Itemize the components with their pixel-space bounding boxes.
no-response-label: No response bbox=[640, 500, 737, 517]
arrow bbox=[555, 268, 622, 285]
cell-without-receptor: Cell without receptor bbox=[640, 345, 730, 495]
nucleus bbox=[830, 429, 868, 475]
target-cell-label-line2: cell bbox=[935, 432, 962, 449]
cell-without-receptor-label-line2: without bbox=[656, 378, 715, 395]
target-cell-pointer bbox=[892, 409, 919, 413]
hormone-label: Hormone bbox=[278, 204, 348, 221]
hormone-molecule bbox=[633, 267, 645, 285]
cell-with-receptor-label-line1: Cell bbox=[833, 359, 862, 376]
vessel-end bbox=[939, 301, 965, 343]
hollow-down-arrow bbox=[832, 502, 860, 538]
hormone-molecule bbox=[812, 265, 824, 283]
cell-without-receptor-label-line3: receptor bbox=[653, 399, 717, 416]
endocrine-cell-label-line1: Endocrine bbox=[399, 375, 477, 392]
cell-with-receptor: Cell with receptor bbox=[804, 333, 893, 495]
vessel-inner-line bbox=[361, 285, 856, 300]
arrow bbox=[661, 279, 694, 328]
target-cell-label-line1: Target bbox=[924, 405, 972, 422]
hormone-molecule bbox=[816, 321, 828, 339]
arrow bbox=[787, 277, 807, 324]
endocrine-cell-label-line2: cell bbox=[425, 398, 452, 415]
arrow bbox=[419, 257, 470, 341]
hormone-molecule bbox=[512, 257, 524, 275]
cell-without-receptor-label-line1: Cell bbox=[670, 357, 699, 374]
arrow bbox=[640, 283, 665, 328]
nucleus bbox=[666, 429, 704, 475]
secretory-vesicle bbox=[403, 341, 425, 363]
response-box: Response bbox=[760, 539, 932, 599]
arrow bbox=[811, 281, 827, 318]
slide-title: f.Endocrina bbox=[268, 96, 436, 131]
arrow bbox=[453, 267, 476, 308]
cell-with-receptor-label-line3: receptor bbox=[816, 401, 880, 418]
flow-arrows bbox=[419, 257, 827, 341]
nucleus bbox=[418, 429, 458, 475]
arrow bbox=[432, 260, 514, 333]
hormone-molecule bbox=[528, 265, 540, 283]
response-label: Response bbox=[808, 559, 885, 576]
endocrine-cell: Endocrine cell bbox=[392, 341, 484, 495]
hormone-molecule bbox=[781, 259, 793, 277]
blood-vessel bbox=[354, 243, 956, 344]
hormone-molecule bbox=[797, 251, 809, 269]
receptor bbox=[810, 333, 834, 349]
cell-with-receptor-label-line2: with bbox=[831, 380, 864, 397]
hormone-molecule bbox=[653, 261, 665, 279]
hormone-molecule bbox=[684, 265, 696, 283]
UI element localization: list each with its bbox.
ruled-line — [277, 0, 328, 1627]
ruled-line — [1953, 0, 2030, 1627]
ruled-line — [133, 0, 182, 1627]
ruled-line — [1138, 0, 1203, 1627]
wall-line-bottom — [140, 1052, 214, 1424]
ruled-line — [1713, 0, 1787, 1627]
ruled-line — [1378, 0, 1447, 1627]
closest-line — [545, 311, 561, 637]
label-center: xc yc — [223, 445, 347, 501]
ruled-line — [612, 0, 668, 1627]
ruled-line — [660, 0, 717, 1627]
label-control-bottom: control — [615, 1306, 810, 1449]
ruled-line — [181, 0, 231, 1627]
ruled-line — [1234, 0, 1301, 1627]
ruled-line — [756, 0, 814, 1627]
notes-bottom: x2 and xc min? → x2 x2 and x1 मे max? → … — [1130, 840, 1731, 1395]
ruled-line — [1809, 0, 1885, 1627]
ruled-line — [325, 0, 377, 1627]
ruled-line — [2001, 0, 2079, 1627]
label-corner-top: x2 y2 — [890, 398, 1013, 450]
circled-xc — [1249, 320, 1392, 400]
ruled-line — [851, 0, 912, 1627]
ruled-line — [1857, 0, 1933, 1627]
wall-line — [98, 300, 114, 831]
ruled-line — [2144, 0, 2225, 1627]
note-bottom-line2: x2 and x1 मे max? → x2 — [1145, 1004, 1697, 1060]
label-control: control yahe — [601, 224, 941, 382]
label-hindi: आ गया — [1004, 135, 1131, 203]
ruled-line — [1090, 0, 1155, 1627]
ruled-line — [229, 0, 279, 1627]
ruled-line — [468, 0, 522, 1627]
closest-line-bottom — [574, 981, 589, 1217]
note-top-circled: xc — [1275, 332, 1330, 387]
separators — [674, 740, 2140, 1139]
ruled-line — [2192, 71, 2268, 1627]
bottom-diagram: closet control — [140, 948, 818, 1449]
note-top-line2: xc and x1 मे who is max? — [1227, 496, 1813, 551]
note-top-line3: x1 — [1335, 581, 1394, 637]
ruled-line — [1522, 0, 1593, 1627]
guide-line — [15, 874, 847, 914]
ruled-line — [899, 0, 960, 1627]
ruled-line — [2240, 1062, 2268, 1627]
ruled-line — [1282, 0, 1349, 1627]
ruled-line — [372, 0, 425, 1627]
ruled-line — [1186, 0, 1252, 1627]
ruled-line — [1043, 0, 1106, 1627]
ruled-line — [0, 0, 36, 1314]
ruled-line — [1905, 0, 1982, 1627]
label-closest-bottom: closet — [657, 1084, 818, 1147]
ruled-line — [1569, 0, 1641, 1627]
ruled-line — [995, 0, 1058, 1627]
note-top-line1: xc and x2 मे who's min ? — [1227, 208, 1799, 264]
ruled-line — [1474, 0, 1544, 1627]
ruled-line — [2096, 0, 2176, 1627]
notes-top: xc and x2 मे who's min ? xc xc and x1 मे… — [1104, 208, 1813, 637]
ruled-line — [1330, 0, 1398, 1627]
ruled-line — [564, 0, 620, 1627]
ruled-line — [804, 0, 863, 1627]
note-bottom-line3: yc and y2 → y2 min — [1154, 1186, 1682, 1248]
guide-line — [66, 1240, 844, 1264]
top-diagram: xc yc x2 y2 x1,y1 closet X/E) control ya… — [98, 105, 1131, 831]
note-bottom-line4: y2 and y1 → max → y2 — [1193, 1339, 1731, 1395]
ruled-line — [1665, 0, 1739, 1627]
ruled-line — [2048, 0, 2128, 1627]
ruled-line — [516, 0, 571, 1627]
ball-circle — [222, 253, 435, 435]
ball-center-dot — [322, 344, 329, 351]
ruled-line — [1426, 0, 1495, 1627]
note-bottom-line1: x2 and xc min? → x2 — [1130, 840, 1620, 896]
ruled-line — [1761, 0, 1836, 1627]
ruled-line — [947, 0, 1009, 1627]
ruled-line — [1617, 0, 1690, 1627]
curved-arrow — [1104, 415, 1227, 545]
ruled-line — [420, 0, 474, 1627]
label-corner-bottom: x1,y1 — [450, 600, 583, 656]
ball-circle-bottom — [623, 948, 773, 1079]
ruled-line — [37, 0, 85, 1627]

▶ SHORT TASK: Write out the rows above again, swapping every "ruled-line" for "notebook-line" and leaving everything else unchanged.

▶ SOLUTION TO THIS EXERCISE:
Itemize the components with their pixel-space bounding boxes.
no-response-label: No response bbox=[640, 500, 737, 517]
arrow bbox=[555, 268, 622, 285]
cell-without-receptor: Cell without receptor bbox=[640, 345, 730, 495]
nucleus bbox=[830, 429, 868, 475]
target-cell-label-line2: cell bbox=[935, 432, 962, 449]
cell-without-receptor-label-line2: without bbox=[656, 378, 715, 395]
target-cell-pointer bbox=[892, 409, 919, 413]
hormone-label: Hormone bbox=[278, 204, 348, 221]
hormone-molecule bbox=[633, 267, 645, 285]
cell-with-receptor-label-line1: Cell bbox=[833, 359, 862, 376]
vessel-end bbox=[939, 301, 965, 343]
hollow-down-arrow bbox=[832, 502, 860, 538]
hormone-molecule bbox=[812, 265, 824, 283]
cell-without-receptor-label-line3: receptor bbox=[653, 399, 717, 416]
endocrine-cell-label-line1: Endocrine bbox=[399, 375, 477, 392]
cell-with-receptor: Cell with receptor bbox=[804, 333, 893, 495]
vessel-inner-line bbox=[361, 285, 856, 300]
arrow bbox=[661, 279, 694, 328]
target-cell-label-line1: Target bbox=[924, 405, 972, 422]
hormone-molecule bbox=[816, 321, 828, 339]
arrow bbox=[787, 277, 807, 324]
endocrine-cell-label-line2: cell bbox=[425, 398, 452, 415]
arrow bbox=[419, 257, 470, 341]
hormone-molecule bbox=[512, 257, 524, 275]
cell-without-receptor-label-line1: Cell bbox=[670, 357, 699, 374]
arrow bbox=[640, 283, 665, 328]
nucleus bbox=[666, 429, 704, 475]
secretory-vesicle bbox=[403, 341, 425, 363]
response-box: Response bbox=[760, 539, 932, 599]
arrow bbox=[811, 281, 827, 318]
slide-title: f.Endocrina bbox=[268, 96, 436, 131]
arrow bbox=[453, 267, 476, 308]
cell-with-receptor-label-line3: receptor bbox=[816, 401, 880, 418]
flow-arrows bbox=[419, 257, 827, 341]
nucleus bbox=[418, 429, 458, 475]
arrow bbox=[432, 260, 514, 333]
hormone-molecule bbox=[528, 265, 540, 283]
response-label: Response bbox=[808, 559, 885, 576]
endocrine-cell: Endocrine cell bbox=[392, 341, 484, 495]
hormone-molecule bbox=[781, 259, 793, 277]
blood-vessel bbox=[354, 243, 956, 344]
hormone-molecule bbox=[797, 251, 809, 269]
receptor bbox=[810, 333, 834, 349]
cell-with-receptor-label-line2: with bbox=[831, 380, 864, 397]
hormone-molecule bbox=[653, 261, 665, 279]
hormone-molecule bbox=[684, 265, 696, 283]
UI element localization: list each with its bbox.
notebook-line — [277, 0, 328, 1627]
notebook-line — [1953, 0, 2030, 1627]
notebook-line — [133, 0, 182, 1627]
notebook-line — [1138, 0, 1203, 1627]
wall-line-bottom — [140, 1052, 214, 1424]
notebook-line — [1713, 0, 1787, 1627]
notebook-line — [1378, 0, 1447, 1627]
closest-line — [545, 311, 561, 637]
label-center: xc yc — [223, 445, 347, 501]
notebook-line — [612, 0, 668, 1627]
notebook-line — [660, 0, 717, 1627]
label-control-bottom: control — [615, 1306, 810, 1449]
notebook-line — [181, 0, 231, 1627]
notebook-line — [1234, 0, 1301, 1627]
notebook-line — [756, 0, 814, 1627]
notes-bottom: x2 and xc min? → x2 x2 and x1 मे max? → … — [1130, 840, 1731, 1395]
notebook-line — [1809, 0, 1885, 1627]
notebook-line — [325, 0, 377, 1627]
notebook-line — [2001, 0, 2079, 1627]
label-corner-top: x2 y2 — [890, 398, 1013, 450]
circled-xc — [1249, 320, 1392, 400]
notebook-line — [851, 0, 912, 1627]
notebook-line — [1857, 0, 1933, 1627]
wall-line — [98, 300, 114, 831]
notebook-line — [2144, 0, 2225, 1627]
note-bottom-line2: x2 and x1 मे max? → x2 — [1145, 1004, 1697, 1060]
label-control: control yahe — [601, 224, 941, 382]
label-hindi: आ गया — [1004, 135, 1131, 203]
notebook-line — [1090, 0, 1155, 1627]
notebook-line — [229, 0, 279, 1627]
notebook-line — [468, 0, 522, 1627]
closest-line-bottom — [574, 981, 589, 1217]
note-top-circled: xc — [1275, 332, 1330, 387]
separators — [674, 740, 2140, 1139]
notebook-line — [2192, 71, 2268, 1627]
bottom-diagram: closet control — [140, 948, 818, 1449]
note-top-line2: xc and x1 मे who is max? — [1227, 496, 1813, 551]
note-top-line3: x1 — [1335, 581, 1394, 637]
notebook-line — [1522, 0, 1593, 1627]
guide-line — [15, 874, 847, 914]
notebook-line — [899, 0, 960, 1627]
notebook-line — [2240, 1062, 2268, 1627]
notebook-line — [1282, 0, 1349, 1627]
notebook-line — [372, 0, 425, 1627]
notebook-line — [1186, 0, 1252, 1627]
notebook-line — [1043, 0, 1106, 1627]
notebook-line — [0, 0, 36, 1314]
notebook-line — [1905, 0, 1982, 1627]
label-closest-bottom: closet — [657, 1084, 818, 1147]
notebook-line — [1569, 0, 1641, 1627]
notebook-line — [995, 0, 1058, 1627]
note-top-line1: xc and x2 मे who's min ? — [1227, 208, 1799, 264]
notebook-line — [1474, 0, 1544, 1627]
notebook-line — [2096, 0, 2176, 1627]
notes-top: xc and x2 मे who's min ? xc xc and x1 मे… — [1104, 208, 1813, 637]
notebook-line — [1330, 0, 1398, 1627]
notebook-line — [564, 0, 620, 1627]
notebook-line — [804, 0, 863, 1627]
note-bottom-line3: yc and y2 → y2 min — [1154, 1186, 1682, 1248]
guide-line — [66, 1240, 844, 1264]
top-diagram: xc yc x2 y2 x1,y1 closet X/E) control ya… — [98, 105, 1131, 831]
note-bottom-line4: y2 and y1 → max → y2 — [1193, 1339, 1731, 1395]
notebook-line — [1665, 0, 1739, 1627]
notebook-line — [2048, 0, 2128, 1627]
notebook-line — [516, 0, 571, 1627]
ball-circle — [222, 253, 435, 435]
ball-center-dot — [322, 344, 329, 351]
notebook-line — [1426, 0, 1495, 1627]
note-bottom-line1: x2 and xc min? → x2 — [1130, 840, 1620, 896]
notebook-line — [1761, 0, 1836, 1627]
notebook-line — [947, 0, 1009, 1627]
notebook-line — [1617, 0, 1690, 1627]
curved-arrow — [1104, 415, 1227, 545]
notebook-line — [420, 0, 474, 1627]
label-corner-bottom: x1,y1 — [450, 600, 583, 656]
ball-circle-bottom — [623, 948, 773, 1079]
notebook-line — [37, 0, 85, 1627]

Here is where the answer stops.